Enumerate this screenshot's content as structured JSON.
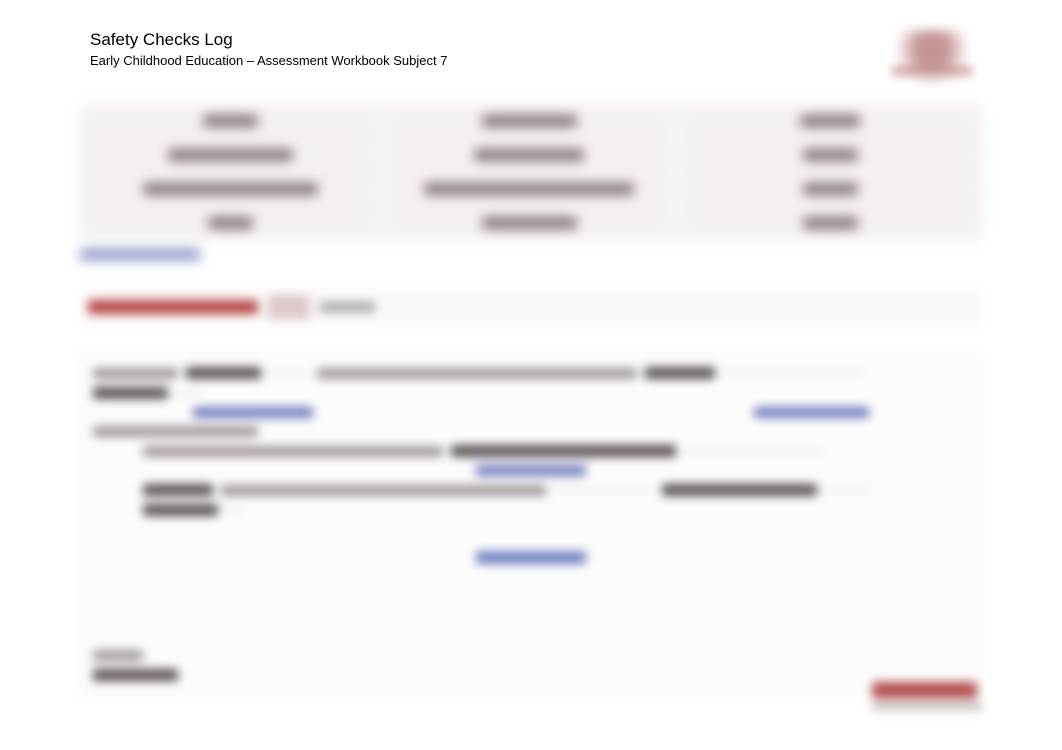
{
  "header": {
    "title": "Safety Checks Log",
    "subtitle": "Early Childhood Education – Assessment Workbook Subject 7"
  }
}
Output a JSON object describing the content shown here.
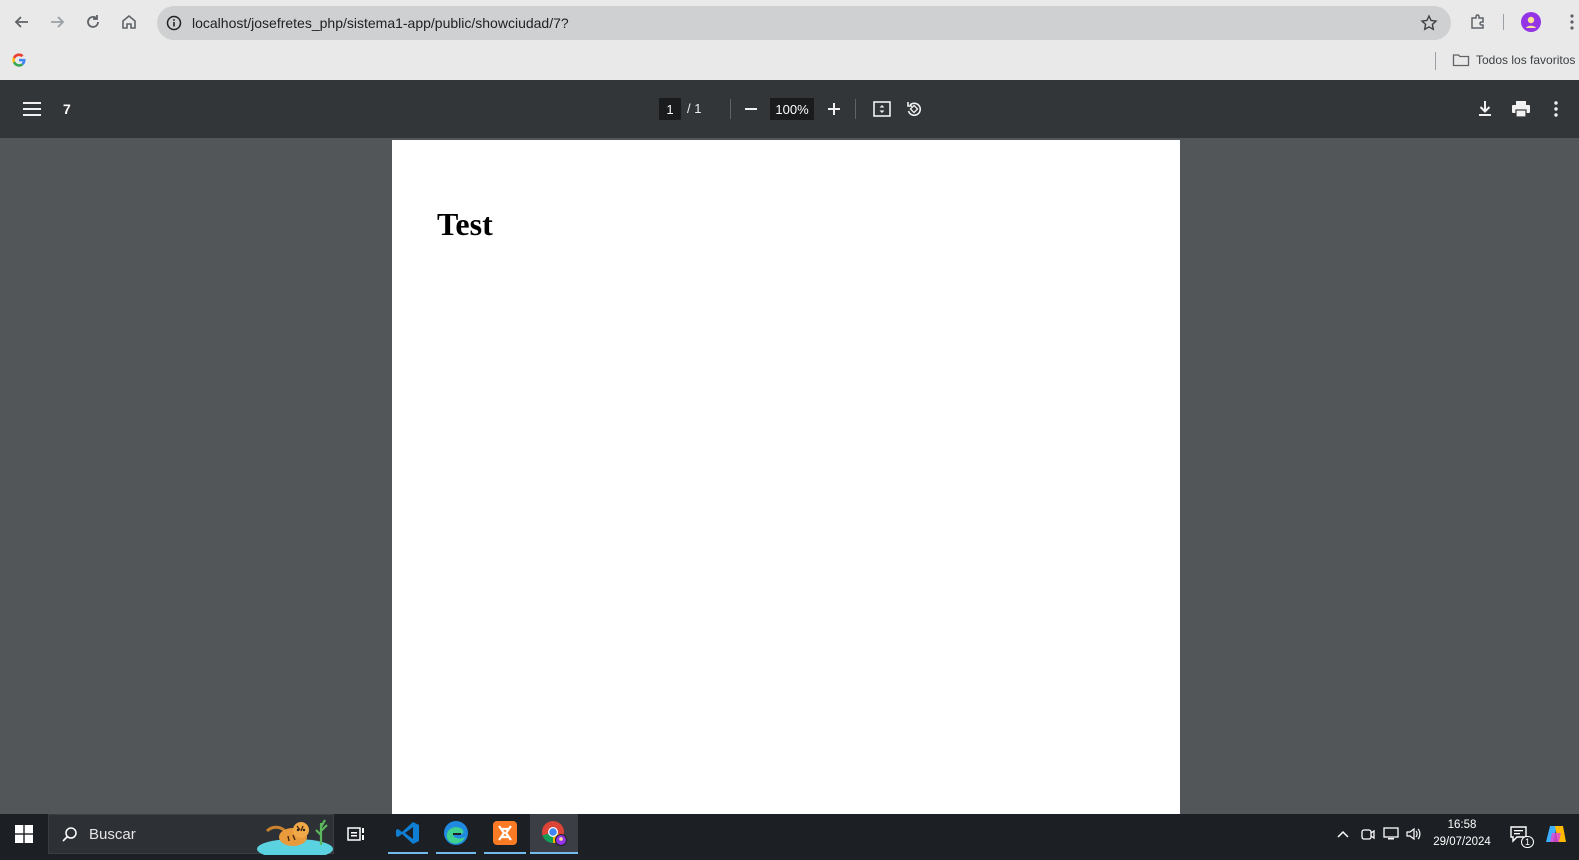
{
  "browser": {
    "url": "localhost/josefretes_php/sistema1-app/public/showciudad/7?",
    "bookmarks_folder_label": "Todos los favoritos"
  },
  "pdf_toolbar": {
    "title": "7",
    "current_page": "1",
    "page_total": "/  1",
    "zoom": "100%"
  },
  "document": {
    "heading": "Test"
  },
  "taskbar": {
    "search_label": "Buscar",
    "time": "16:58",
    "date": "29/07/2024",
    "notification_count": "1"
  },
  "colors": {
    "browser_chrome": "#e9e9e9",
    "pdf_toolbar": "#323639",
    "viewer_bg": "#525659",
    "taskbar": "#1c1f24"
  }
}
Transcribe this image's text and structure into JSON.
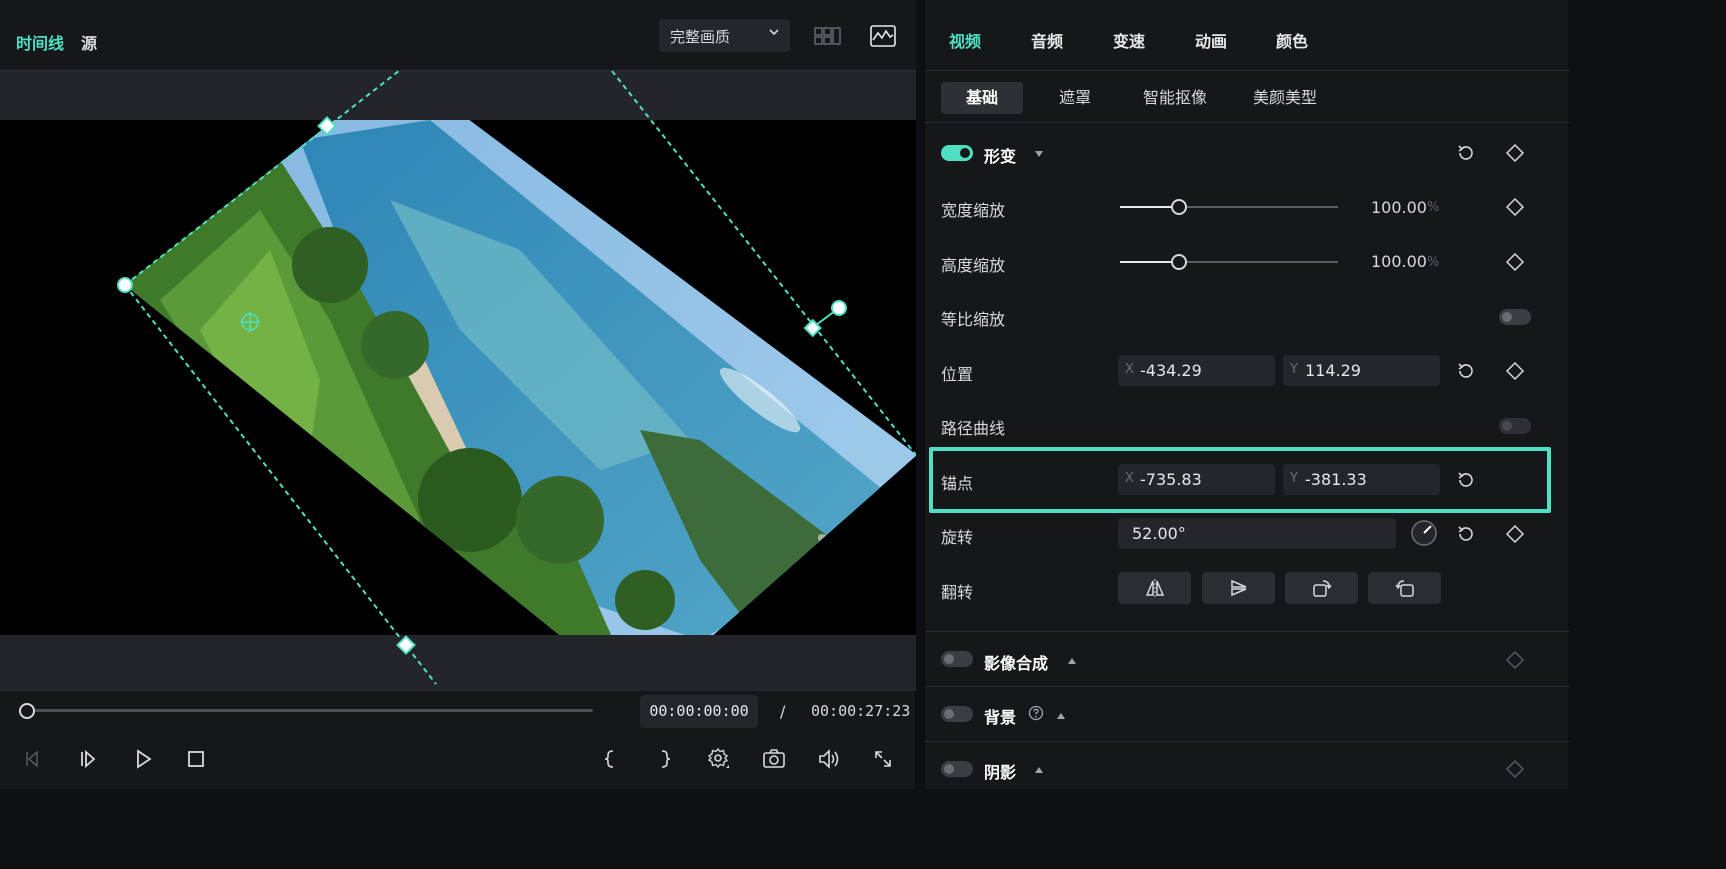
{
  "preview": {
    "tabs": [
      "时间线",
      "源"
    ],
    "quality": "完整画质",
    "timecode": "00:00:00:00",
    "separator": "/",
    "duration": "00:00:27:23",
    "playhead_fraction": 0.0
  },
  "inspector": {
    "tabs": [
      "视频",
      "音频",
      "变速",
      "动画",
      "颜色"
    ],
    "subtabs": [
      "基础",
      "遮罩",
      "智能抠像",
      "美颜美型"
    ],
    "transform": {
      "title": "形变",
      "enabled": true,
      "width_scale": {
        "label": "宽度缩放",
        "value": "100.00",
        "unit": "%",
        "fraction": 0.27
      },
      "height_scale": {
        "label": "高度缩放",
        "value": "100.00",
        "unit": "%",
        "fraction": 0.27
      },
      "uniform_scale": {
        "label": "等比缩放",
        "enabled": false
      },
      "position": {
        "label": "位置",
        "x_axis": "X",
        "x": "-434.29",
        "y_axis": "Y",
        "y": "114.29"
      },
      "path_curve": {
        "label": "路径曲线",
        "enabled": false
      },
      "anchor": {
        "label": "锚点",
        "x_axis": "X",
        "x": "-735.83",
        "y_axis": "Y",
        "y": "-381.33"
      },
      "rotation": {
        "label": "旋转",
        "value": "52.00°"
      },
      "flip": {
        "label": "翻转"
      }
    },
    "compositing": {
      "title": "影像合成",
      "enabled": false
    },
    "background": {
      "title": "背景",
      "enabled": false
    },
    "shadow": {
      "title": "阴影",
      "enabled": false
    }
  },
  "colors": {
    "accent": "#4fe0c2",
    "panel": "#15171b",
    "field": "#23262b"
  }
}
------------------------------------
[Given request] Exclude the pictures, and output exactly the lines from the one with "Transcribe this image's" through the last line of the records, both included.

[Result for this exercise]
Transcribe this image's text and structure into JSON.
{
  "preview": {
    "tabs": [
      "时间线",
      "源"
    ],
    "quality": "完整画质",
    "timecode": "00:00:00:00",
    "separator": "/",
    "duration": "00:00:27:23",
    "playhead_fraction": 0.0
  },
  "inspector": {
    "tabs": [
      "视频",
      "音频",
      "变速",
      "动画",
      "颜色"
    ],
    "subtabs": [
      "基础",
      "遮罩",
      "智能抠像",
      "美颜美型"
    ],
    "transform": {
      "title": "形变",
      "enabled": true,
      "width_scale": {
        "label": "宽度缩放",
        "value": "100.00",
        "unit": "%",
        "fraction": 0.27
      },
      "height_scale": {
        "label": "高度缩放",
        "value": "100.00",
        "unit": "%",
        "fraction": 0.27
      },
      "uniform_scale": {
        "label": "等比缩放",
        "enabled": false
      },
      "position": {
        "label": "位置",
        "x_axis": "X",
        "x": "-434.29",
        "y_axis": "Y",
        "y": "114.29"
      },
      "path_curve": {
        "label": "路径曲线",
        "enabled": false
      },
      "anchor": {
        "label": "锚点",
        "x_axis": "X",
        "x": "-735.83",
        "y_axis": "Y",
        "y": "-381.33"
      },
      "rotation": {
        "label": "旋转",
        "value": "52.00°"
      },
      "flip": {
        "label": "翻转"
      }
    },
    "compositing": {
      "title": "影像合成",
      "enabled": false
    },
    "background": {
      "title": "背景",
      "enabled": false
    },
    "shadow": {
      "title": "阴影",
      "enabled": false
    }
  },
  "colors": {
    "accent": "#4fe0c2",
    "panel": "#15171b",
    "field": "#23262b"
  }
}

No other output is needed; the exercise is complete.